◆ WORK TO BE COMPLETED ◆
Print the records below exactly as they appear.

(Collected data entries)

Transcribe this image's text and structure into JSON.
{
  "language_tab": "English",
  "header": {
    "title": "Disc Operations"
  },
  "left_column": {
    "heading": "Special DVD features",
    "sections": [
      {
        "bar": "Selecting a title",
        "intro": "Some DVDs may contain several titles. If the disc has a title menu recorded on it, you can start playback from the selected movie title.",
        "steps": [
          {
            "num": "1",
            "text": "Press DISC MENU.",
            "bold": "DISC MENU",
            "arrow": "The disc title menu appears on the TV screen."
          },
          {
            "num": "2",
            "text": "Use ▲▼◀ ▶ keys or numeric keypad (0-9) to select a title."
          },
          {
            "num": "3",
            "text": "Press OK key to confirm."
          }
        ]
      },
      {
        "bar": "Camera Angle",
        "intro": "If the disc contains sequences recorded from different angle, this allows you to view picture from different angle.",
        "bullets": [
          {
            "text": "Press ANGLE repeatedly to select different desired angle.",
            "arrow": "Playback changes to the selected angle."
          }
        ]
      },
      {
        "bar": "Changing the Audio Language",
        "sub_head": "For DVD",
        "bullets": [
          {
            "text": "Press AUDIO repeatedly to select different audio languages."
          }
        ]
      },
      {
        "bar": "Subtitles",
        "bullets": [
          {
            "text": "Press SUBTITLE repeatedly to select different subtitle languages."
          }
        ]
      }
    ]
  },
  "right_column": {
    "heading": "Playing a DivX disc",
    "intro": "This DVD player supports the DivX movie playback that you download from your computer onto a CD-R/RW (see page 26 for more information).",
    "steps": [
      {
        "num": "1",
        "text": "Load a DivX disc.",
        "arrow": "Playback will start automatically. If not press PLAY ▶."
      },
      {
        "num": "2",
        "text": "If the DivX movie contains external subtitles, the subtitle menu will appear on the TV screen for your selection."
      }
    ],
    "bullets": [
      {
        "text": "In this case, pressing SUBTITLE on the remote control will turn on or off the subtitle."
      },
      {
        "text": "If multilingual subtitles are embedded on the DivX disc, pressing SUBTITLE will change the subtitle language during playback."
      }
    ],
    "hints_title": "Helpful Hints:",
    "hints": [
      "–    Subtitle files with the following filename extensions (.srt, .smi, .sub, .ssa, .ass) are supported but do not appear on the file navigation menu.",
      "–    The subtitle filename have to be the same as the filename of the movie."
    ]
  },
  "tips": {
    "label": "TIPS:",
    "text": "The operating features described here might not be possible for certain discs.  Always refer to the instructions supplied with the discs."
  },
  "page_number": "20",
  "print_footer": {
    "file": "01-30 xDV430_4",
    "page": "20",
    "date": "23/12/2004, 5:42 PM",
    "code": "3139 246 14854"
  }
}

◆ WRITTEN ANSWER ◆
Transcribe this image's text and structure into JSON.
{
  "language_tab": "English",
  "header": {
    "title": "Disc Operations"
  },
  "left_column": {
    "heading": "Special DVD features",
    "sections": [
      {
        "bar": "Selecting a title",
        "intro": "Some DVDs may contain several titles. If the disc has a title menu recorded on it, you can start playback from the selected movie title.",
        "steps": [
          {
            "num": "1",
            "text": "Press DISC MENU.",
            "bold": "DISC MENU",
            "arrow": "The disc title menu appears on the TV screen."
          },
          {
            "num": "2",
            "text": "Use ▲▼◀ ▶ keys or numeric keypad (0-9) to select a title."
          },
          {
            "num": "3",
            "text": "Press OK key to confirm."
          }
        ]
      },
      {
        "bar": "Camera Angle",
        "intro": "If the disc contains sequences recorded from different angle, this allows you to view picture from different angle.",
        "bullets": [
          {
            "text": "Press ANGLE repeatedly to select different desired angle.",
            "arrow": "Playback changes to the selected angle."
          }
        ]
      },
      {
        "bar": "Changing the Audio Language",
        "sub_head": "For DVD",
        "bullets": [
          {
            "text": "Press AUDIO repeatedly to select different audio languages."
          }
        ]
      },
      {
        "bar": "Subtitles",
        "bullets": [
          {
            "text": "Press SUBTITLE repeatedly to select different subtitle languages."
          }
        ]
      }
    ]
  },
  "right_column": {
    "heading": "Playing a DivX disc",
    "intro": "This DVD player supports the DivX movie playback that you download from your computer onto a CD-R/RW (see page 26 for more information).",
    "steps": [
      {
        "num": "1",
        "text": "Load a DivX disc.",
        "arrow": "Playback will start automatically. If not press PLAY ▶."
      },
      {
        "num": "2",
        "text": "If the DivX movie contains external subtitles, the subtitle menu will appear on the TV screen for your selection."
      }
    ],
    "bullets": [
      {
        "text": "In this case, pressing SUBTITLE on the remote control will turn on or off the subtitle."
      },
      {
        "text": "If multilingual subtitles are embedded on the DivX disc, pressing SUBTITLE will change the subtitle language during playback."
      }
    ],
    "hints_title": "Helpful Hints:",
    "hints": [
      "–    Subtitle files with the following filename extensions (.srt, .smi, .sub, .ssa, .ass) are supported but do not appear on the file navigation menu.",
      "–    The subtitle filename have to be the same as the filename of the movie."
    ]
  },
  "tips": {
    "label": "TIPS:",
    "text": "The operating features described here might not be possible for certain discs.  Always refer to the instructions supplied with the discs."
  },
  "page_number": "20",
  "print_footer": {
    "file": "01-30 xDV430_4",
    "page": "20",
    "date": "23/12/2004, 5:42 PM",
    "code": "3139 246 14854"
  }
}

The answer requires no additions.